FUENTE
┌──
Luis BONETE. Periodista Copyright-2025

Recuerdo como si fuera hoy el primer pleno que cubrí. Fue en el salón habilitado que a tal fin disponía el Consistorio en el pasaje de coronel Arteaga. Sillas mondas y lirondas, duras, incómodas, libreta al aire, escritura a pulso y los munícipes acomodados en sillones frailunos de terciopelo rojo llenos de lamparones y…, prohibición absoluta, por parte de Antonio Callado, de grabar nada de lo que allí se ventilaba. Corría el año 1990. Era un bisoño aspirante a periodista que tenía, ahora lo sé, la absurda idea de que las decisiones adoptadas en aquel lugar que ocupaba gente principal de la localidad, cambiarían la vida en Almansa de un día para otro. Con el tiempo aprendí que la política municipal es tediosa, a veces desesperante, pero también profundamente humana. En ese salón plenario donde siempre terminaba las maratonianas sesiones con dolor de riñones y, sobre todo, en el que vendría tiempo más tarde, pasé cerca de 1500 horas bolígrafo, grabadora y cámara en mano, conocí ambiciones, rencores, “puñaladas traperas”, agravios, ultrajes, mofas, improperios, pactos imposibles, injurias y mentiras a capazos…, también, aunque bastante menos, momentos de verdadero sentido común.

No es objeto de este escrito el hacer un ejercicio pormenorizado de memoria o un recorrido por aquellas sesiones más conflictivas, impactantes o en las que se adoptasen decisiones trascendentes (que no estaría nada mal) sino más bien, reflexionar sobre el lugar que ocupa un plumilla de ámbito local que se las tiene que ver, informativamente hablando, cara a cara con la fauna política con la que te cruzas a diario por las calles, tomas un café, y te invita a cenas de Navidad o almuerzos de trabajo.
└──
TAREA ESCRITA 1
Según la fuente, ¿en qué año se celebró el primer pleno que cubrió quien escribe?
TAREA ESCRITA 2
Devuelve sin cambios el tramo de la fuente que va desde "No es objeto" hasta "almuerzos de trabajo.".

REGISTROS DE DATOS
┌──
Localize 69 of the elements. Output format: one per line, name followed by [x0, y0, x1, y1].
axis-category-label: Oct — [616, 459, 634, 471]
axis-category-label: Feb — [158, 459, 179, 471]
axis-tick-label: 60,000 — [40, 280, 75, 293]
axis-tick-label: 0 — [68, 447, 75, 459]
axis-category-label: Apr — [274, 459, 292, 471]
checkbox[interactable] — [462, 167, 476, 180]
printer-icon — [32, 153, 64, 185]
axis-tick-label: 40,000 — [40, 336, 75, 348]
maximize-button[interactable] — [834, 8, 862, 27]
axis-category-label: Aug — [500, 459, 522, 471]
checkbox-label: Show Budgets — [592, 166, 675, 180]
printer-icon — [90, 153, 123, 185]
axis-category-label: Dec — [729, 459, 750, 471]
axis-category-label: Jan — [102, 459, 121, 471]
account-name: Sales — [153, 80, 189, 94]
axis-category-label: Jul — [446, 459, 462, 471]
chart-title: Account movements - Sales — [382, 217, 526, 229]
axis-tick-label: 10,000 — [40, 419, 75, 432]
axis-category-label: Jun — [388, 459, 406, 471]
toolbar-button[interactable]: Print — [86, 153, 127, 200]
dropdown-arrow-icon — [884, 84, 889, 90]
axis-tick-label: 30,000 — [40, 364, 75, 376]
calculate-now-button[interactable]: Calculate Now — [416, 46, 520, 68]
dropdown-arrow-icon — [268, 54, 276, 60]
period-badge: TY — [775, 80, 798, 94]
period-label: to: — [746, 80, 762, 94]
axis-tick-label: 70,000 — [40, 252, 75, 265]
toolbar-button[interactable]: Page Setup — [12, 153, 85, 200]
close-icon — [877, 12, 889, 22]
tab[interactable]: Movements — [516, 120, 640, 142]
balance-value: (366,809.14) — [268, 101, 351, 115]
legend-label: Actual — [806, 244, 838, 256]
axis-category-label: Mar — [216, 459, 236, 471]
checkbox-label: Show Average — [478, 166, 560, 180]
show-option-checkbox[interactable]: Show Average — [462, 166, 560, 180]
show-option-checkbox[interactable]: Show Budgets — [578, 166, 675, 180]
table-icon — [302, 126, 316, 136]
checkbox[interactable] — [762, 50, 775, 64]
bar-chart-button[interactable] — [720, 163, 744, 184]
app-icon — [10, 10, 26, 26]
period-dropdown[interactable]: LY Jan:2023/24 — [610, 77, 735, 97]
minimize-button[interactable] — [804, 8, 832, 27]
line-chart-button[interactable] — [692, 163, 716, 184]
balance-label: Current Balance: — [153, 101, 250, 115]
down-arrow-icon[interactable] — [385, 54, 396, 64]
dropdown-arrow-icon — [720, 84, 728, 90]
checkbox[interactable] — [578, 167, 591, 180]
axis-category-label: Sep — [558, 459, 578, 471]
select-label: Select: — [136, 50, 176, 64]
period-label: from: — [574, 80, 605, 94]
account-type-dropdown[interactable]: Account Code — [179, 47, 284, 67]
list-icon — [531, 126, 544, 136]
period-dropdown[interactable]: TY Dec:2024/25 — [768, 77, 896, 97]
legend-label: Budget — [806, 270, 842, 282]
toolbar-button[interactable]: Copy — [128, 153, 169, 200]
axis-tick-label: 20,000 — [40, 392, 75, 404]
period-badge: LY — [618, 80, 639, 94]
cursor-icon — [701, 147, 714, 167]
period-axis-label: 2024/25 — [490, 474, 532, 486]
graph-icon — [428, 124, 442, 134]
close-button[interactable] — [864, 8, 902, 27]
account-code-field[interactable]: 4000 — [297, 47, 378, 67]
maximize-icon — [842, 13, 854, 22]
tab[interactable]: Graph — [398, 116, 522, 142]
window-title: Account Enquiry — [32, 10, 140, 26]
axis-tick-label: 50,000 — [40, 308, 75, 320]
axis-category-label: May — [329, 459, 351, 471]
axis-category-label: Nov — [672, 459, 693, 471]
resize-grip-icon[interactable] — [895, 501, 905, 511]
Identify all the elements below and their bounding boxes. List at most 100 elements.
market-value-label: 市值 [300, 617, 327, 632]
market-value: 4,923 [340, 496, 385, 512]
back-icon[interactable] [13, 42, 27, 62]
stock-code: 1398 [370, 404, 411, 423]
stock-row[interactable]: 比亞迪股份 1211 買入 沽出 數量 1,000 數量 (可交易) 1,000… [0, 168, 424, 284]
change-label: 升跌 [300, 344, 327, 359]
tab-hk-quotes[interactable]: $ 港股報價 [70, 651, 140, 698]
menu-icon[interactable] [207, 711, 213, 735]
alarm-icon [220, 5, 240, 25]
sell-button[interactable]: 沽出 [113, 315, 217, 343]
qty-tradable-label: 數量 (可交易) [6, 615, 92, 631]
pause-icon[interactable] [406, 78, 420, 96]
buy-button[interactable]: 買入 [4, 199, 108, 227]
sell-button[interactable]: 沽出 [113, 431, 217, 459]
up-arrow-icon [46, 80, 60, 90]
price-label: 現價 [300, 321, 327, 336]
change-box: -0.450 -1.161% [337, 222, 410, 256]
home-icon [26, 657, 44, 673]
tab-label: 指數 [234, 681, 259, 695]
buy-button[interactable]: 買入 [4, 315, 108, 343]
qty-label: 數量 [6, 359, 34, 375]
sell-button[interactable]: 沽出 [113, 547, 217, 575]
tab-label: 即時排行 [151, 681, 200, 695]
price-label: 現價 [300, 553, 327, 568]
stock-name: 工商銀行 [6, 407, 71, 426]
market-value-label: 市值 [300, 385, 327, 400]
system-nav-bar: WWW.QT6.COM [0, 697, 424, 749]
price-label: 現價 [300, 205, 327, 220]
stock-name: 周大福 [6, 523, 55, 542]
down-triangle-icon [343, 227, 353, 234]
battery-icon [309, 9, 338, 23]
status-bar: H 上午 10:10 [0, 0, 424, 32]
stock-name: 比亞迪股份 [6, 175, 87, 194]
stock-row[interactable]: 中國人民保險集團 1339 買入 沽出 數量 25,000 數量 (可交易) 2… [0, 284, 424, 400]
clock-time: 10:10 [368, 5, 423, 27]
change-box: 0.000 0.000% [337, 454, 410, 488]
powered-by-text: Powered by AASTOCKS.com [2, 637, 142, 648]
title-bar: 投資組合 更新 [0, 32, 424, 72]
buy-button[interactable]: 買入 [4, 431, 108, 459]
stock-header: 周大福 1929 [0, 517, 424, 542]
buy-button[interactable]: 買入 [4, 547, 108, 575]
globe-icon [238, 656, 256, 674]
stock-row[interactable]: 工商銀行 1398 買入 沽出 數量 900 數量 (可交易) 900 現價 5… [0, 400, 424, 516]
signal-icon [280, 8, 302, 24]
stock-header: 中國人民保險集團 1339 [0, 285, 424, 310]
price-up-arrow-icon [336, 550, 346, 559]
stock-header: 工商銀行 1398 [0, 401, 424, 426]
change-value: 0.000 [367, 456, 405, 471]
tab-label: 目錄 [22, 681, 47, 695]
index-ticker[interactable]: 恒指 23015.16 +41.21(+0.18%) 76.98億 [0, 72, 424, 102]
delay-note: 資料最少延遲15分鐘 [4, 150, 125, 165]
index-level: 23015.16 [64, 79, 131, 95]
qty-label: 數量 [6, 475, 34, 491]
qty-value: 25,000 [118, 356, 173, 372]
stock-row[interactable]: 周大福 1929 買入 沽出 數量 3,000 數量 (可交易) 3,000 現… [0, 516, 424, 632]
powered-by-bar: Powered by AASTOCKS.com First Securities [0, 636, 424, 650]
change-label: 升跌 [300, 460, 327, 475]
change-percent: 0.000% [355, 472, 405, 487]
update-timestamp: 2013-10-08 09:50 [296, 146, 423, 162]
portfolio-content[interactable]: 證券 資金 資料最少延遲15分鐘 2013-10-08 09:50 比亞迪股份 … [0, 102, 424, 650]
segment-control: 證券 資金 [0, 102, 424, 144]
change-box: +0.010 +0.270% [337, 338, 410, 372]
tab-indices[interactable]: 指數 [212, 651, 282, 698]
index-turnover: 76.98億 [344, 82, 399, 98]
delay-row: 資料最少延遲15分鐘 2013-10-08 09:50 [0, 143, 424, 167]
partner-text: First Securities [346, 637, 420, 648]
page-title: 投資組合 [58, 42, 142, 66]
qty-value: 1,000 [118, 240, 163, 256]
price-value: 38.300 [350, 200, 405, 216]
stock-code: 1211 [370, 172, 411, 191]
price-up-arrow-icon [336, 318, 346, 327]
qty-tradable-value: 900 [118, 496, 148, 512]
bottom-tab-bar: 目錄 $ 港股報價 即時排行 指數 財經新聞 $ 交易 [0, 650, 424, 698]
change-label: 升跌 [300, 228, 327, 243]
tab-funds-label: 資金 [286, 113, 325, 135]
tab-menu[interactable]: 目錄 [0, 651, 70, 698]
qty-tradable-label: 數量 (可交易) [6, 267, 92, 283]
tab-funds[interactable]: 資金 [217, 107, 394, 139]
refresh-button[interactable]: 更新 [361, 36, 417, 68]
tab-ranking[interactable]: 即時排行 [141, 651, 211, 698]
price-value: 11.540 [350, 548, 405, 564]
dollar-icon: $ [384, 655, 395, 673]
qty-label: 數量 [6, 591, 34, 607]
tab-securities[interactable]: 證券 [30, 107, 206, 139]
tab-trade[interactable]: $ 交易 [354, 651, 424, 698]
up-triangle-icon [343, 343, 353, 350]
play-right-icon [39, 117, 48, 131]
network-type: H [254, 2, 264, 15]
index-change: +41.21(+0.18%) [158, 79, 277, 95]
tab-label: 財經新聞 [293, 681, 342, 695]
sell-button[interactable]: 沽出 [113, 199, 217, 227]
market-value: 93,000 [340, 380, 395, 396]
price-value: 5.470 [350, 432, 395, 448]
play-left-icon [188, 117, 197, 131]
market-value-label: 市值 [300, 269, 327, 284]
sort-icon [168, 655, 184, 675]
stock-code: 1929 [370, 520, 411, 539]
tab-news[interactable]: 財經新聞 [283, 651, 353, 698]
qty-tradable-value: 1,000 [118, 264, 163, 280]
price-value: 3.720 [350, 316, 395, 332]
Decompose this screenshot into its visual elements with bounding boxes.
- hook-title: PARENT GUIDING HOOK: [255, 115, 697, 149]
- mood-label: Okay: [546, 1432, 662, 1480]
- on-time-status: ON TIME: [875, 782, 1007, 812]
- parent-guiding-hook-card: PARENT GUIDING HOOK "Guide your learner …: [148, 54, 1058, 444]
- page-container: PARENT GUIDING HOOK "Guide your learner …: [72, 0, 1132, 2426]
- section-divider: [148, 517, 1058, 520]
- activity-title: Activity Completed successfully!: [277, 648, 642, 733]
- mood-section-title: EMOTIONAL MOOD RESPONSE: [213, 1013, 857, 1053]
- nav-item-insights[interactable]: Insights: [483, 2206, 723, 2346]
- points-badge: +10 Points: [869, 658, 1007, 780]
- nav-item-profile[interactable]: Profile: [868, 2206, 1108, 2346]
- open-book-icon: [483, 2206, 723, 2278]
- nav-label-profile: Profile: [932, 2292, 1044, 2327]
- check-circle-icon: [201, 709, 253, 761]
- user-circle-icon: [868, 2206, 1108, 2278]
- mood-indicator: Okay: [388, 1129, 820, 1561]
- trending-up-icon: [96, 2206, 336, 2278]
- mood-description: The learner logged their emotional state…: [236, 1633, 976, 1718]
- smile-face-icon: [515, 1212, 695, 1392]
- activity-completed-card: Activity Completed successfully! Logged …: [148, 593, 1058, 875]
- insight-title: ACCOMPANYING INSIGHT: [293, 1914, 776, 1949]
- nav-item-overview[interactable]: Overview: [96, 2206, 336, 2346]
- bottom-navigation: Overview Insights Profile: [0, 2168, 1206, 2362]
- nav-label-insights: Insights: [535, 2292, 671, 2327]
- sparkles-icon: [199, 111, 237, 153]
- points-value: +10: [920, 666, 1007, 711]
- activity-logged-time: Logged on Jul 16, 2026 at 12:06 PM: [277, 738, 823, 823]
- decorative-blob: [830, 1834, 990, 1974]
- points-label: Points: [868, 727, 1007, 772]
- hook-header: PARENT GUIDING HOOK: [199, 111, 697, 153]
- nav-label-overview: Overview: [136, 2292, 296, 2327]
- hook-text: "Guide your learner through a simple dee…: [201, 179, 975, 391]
└──
RESPUESTA COMPLETA 1
En 1990.

RESPUESTA COMPLETA 2
No es objeto de este escrito el hacer un ejercicio pormenorizado de memoria o un recorrido por aquellas sesiones más conflictivas, impactantes o en las que se adoptasen decisiones trascendentes (que no estaría nada mal) sino más bien, reflexionar sobre el lugar que ocupa un plumilla de ámbito local que se las tiene que ver, informativamente hablando, cara a cara con la fauna política con la que te cruzas a diario por las calles, tomas un café, y te invita a cenas de Navidad o almuerzos de trabajo.